** start **

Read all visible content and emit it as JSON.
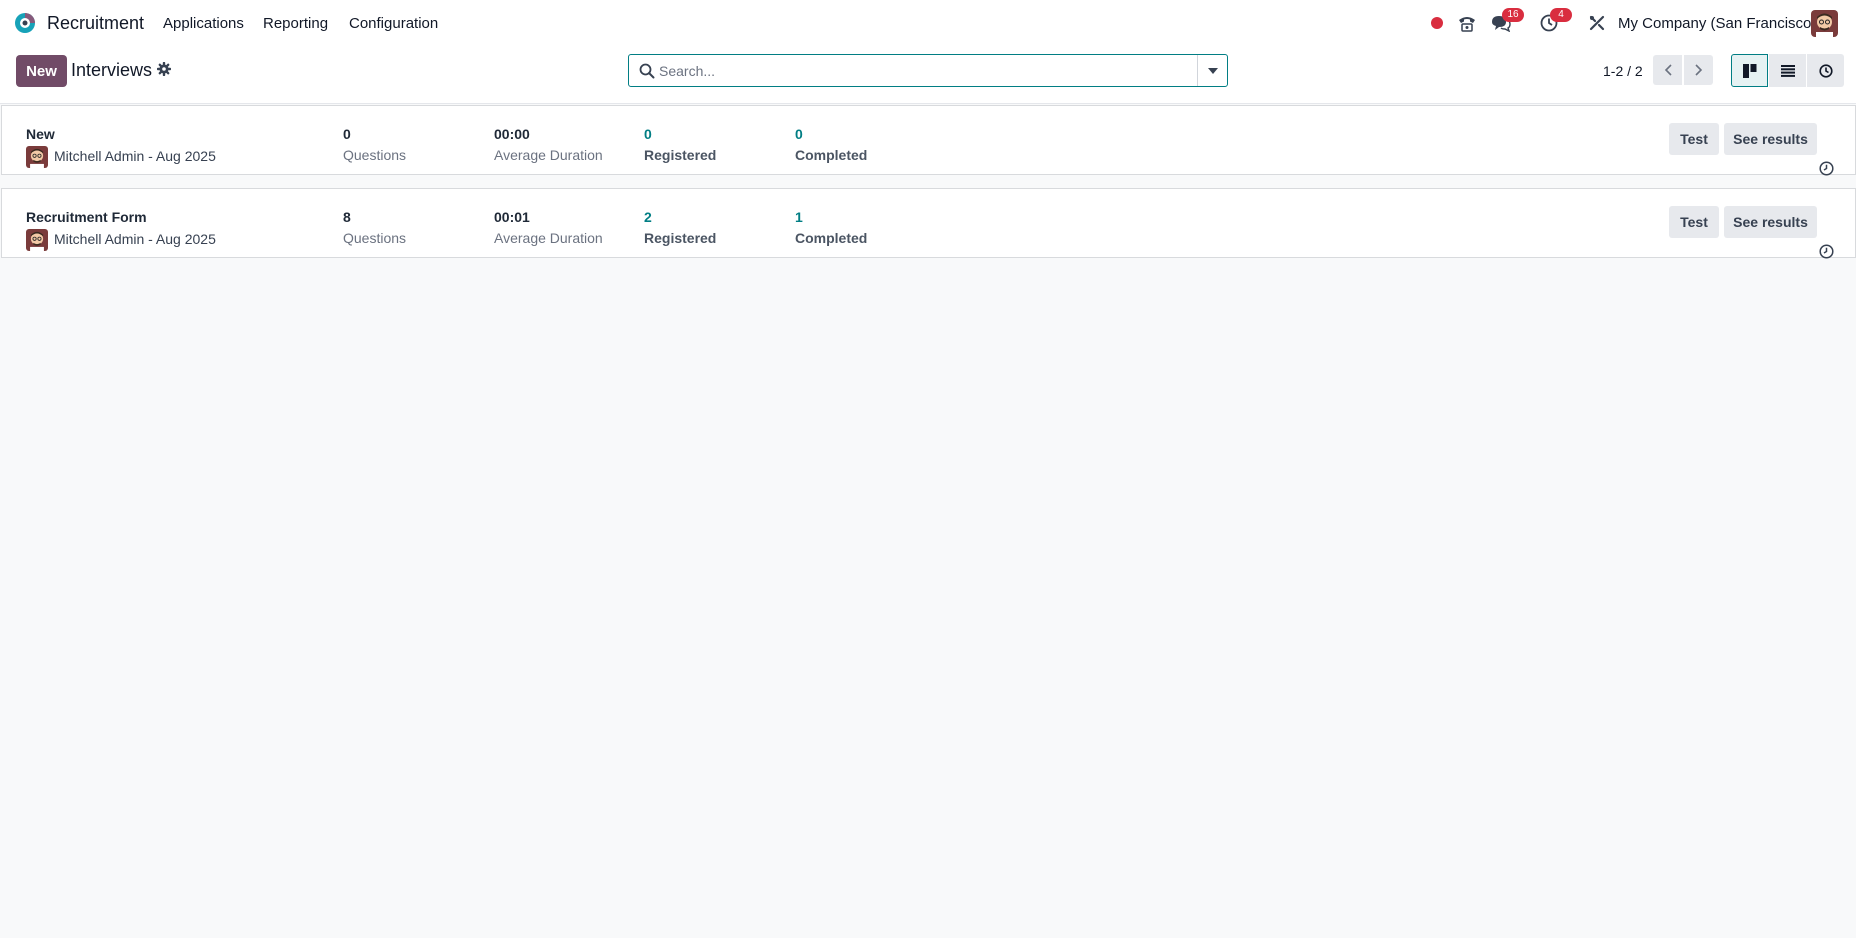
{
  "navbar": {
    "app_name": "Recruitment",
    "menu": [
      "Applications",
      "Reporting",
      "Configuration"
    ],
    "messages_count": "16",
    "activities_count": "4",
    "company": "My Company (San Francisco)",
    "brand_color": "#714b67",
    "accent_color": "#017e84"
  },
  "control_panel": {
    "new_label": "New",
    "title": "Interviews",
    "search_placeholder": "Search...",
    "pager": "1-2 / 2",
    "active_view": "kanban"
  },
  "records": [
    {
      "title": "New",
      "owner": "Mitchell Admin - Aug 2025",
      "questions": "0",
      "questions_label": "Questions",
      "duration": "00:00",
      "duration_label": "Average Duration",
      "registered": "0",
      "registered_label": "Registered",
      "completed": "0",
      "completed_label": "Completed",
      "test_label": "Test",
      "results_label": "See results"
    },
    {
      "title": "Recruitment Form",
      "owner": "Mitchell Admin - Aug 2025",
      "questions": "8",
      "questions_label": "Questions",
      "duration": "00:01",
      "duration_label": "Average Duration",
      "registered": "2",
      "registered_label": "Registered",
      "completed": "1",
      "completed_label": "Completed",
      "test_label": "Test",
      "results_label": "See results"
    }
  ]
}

** end **

AIM:
Transcribe the complete set of entries verbatim. No pictures belong in the copy.

WRITTEN SOLUTION:
Read all visible content and emit it as JSON.
{
  "navbar": {
    "app_name": "Recruitment",
    "menu": [
      "Applications",
      "Reporting",
      "Configuration"
    ],
    "messages_count": "16",
    "activities_count": "4",
    "company": "My Company (San Francisco)",
    "brand_color": "#714b67",
    "accent_color": "#017e84"
  },
  "control_panel": {
    "new_label": "New",
    "title": "Interviews",
    "search_placeholder": "Search...",
    "pager": "1-2 / 2",
    "active_view": "kanban"
  },
  "records": [
    {
      "title": "New",
      "owner": "Mitchell Admin - Aug 2025",
      "questions": "0",
      "questions_label": "Questions",
      "duration": "00:00",
      "duration_label": "Average Duration",
      "registered": "0",
      "registered_label": "Registered",
      "completed": "0",
      "completed_label": "Completed",
      "test_label": "Test",
      "results_label": "See results"
    },
    {
      "title": "Recruitment Form",
      "owner": "Mitchell Admin - Aug 2025",
      "questions": "8",
      "questions_label": "Questions",
      "duration": "00:01",
      "duration_label": "Average Duration",
      "registered": "2",
      "registered_label": "Registered",
      "completed": "1",
      "completed_label": "Completed",
      "test_label": "Test",
      "results_label": "See results"
    }
  ]
}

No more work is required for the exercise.